** Begin Entries provided **

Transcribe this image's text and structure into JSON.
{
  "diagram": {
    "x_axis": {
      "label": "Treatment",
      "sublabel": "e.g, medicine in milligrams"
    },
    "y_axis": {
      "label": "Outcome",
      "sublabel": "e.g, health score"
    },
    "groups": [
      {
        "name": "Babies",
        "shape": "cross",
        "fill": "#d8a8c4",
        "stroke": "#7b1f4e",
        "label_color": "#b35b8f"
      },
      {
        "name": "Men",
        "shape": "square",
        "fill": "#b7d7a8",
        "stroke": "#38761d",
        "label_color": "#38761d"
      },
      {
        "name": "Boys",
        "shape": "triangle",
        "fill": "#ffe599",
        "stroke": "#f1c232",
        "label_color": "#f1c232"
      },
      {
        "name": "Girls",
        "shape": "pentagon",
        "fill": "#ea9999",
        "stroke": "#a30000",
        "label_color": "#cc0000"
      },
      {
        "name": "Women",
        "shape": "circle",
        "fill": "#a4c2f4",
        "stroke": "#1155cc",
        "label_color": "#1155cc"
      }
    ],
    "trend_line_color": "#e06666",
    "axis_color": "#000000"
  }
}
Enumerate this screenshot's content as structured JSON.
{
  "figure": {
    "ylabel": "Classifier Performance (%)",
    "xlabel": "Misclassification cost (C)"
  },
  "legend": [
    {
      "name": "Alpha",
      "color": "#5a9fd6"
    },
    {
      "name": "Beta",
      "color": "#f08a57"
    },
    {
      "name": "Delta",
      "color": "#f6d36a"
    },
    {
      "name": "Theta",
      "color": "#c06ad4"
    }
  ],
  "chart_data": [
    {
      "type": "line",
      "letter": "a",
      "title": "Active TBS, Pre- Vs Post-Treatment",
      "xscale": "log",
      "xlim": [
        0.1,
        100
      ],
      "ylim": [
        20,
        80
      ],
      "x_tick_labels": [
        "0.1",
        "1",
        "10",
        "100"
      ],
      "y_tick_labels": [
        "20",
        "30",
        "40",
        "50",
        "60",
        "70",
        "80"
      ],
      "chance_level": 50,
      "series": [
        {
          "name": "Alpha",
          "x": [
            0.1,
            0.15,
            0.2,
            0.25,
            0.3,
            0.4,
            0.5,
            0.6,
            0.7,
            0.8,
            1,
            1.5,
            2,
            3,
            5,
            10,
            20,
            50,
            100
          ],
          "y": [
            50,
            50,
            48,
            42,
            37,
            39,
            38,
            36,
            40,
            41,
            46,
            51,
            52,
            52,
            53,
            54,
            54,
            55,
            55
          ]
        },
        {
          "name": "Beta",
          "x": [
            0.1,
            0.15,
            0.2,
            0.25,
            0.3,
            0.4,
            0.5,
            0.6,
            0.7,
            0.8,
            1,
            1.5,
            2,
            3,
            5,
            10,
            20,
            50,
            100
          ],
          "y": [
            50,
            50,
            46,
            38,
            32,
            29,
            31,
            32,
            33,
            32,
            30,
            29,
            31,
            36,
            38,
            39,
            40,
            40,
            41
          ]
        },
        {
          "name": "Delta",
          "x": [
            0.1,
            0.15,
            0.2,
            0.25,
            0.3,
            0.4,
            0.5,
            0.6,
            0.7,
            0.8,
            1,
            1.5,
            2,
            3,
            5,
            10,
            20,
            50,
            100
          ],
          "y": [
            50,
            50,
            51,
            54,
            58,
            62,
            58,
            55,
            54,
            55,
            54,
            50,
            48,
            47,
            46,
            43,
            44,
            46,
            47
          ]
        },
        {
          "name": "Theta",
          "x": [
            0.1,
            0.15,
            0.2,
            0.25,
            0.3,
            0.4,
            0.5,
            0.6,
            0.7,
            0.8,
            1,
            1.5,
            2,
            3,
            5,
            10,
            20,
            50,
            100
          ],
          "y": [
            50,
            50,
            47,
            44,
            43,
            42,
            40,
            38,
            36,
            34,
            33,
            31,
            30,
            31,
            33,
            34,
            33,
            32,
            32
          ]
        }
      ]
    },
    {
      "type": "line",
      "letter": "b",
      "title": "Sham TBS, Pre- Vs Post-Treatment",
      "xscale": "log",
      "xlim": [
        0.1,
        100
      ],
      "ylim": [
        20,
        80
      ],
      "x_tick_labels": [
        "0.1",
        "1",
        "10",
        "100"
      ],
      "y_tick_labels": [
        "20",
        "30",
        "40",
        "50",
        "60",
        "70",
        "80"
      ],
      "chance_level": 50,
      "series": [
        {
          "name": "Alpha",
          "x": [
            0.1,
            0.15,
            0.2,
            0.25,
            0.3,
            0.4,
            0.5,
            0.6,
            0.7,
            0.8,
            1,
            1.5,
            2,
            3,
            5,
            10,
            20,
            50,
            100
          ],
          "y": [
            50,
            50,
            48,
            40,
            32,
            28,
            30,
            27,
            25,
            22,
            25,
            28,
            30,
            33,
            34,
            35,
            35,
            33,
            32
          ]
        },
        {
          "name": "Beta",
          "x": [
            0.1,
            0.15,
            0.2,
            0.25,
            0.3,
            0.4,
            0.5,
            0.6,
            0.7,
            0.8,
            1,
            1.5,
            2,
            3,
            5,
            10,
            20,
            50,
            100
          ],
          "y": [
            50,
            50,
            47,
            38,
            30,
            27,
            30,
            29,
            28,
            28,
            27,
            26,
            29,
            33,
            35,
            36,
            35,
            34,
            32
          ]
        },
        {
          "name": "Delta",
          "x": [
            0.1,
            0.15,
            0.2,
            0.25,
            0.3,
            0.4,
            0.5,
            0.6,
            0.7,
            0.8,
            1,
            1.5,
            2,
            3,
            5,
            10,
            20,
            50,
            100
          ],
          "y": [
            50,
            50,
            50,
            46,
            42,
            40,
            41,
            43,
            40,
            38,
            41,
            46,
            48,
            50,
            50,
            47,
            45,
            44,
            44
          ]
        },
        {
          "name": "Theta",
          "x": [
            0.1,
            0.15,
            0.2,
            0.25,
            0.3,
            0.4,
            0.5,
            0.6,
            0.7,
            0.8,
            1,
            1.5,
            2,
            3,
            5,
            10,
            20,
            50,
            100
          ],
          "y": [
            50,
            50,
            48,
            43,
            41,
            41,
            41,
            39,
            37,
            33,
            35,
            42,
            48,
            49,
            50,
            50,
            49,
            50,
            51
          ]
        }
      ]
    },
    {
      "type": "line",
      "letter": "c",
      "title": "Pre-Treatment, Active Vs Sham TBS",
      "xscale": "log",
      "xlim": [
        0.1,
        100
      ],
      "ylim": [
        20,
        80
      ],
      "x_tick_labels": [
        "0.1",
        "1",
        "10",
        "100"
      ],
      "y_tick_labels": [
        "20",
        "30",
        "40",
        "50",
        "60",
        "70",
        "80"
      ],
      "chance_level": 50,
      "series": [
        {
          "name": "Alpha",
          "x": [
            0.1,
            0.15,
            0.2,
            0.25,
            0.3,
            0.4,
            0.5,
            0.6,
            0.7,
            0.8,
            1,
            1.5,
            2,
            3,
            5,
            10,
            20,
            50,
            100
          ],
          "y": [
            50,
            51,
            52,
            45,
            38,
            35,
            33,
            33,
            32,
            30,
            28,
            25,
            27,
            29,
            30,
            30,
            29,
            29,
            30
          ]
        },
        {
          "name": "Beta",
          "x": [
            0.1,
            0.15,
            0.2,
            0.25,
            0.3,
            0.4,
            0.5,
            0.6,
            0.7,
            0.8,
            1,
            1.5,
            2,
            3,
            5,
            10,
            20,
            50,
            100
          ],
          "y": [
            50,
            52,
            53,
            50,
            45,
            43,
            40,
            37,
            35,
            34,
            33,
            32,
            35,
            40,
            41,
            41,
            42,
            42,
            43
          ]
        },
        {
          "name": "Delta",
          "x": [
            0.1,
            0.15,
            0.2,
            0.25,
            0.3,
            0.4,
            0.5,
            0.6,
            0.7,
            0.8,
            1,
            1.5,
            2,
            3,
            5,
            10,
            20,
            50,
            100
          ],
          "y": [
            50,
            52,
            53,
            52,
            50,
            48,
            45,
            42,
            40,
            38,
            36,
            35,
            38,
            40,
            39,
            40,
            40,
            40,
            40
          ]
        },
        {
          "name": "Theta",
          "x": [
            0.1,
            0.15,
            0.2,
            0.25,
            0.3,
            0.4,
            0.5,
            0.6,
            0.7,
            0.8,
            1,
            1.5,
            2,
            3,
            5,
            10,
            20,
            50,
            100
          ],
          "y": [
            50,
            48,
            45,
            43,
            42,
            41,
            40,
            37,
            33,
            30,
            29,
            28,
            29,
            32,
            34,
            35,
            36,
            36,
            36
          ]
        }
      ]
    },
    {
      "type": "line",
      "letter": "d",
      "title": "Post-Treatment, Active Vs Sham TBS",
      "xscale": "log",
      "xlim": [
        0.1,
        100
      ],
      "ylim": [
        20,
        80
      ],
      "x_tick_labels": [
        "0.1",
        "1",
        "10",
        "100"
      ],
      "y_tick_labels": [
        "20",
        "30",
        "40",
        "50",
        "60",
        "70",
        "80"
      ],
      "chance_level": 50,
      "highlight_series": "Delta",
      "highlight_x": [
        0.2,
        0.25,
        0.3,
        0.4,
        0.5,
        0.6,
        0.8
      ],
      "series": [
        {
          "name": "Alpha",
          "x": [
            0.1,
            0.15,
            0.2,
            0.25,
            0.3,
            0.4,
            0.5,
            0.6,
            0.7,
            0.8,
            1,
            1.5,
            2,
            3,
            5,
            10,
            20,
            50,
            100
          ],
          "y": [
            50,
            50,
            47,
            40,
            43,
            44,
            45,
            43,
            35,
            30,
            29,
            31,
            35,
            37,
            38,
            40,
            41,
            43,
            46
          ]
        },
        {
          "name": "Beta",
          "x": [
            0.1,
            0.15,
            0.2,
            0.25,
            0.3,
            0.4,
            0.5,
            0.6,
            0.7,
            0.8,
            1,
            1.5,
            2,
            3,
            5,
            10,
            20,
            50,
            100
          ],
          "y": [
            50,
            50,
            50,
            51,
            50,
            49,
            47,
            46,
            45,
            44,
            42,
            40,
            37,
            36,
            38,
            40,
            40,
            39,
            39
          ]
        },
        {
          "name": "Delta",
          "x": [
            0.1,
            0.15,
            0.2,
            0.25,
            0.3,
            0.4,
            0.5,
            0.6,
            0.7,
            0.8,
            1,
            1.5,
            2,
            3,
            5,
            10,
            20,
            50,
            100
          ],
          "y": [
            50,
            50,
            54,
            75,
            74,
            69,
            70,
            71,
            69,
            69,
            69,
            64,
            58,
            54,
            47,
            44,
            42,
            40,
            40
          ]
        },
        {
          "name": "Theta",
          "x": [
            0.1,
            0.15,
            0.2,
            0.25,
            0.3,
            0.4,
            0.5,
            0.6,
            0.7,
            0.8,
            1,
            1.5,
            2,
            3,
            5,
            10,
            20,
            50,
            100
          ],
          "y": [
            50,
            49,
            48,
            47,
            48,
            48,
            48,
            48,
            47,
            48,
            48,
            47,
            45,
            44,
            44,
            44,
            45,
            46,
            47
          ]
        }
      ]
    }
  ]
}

** End Entries provided **

» **The problem**:
What is the number of lines in these records that contain "shape"? Reply with the number only.

» **Output for this exercise**:
5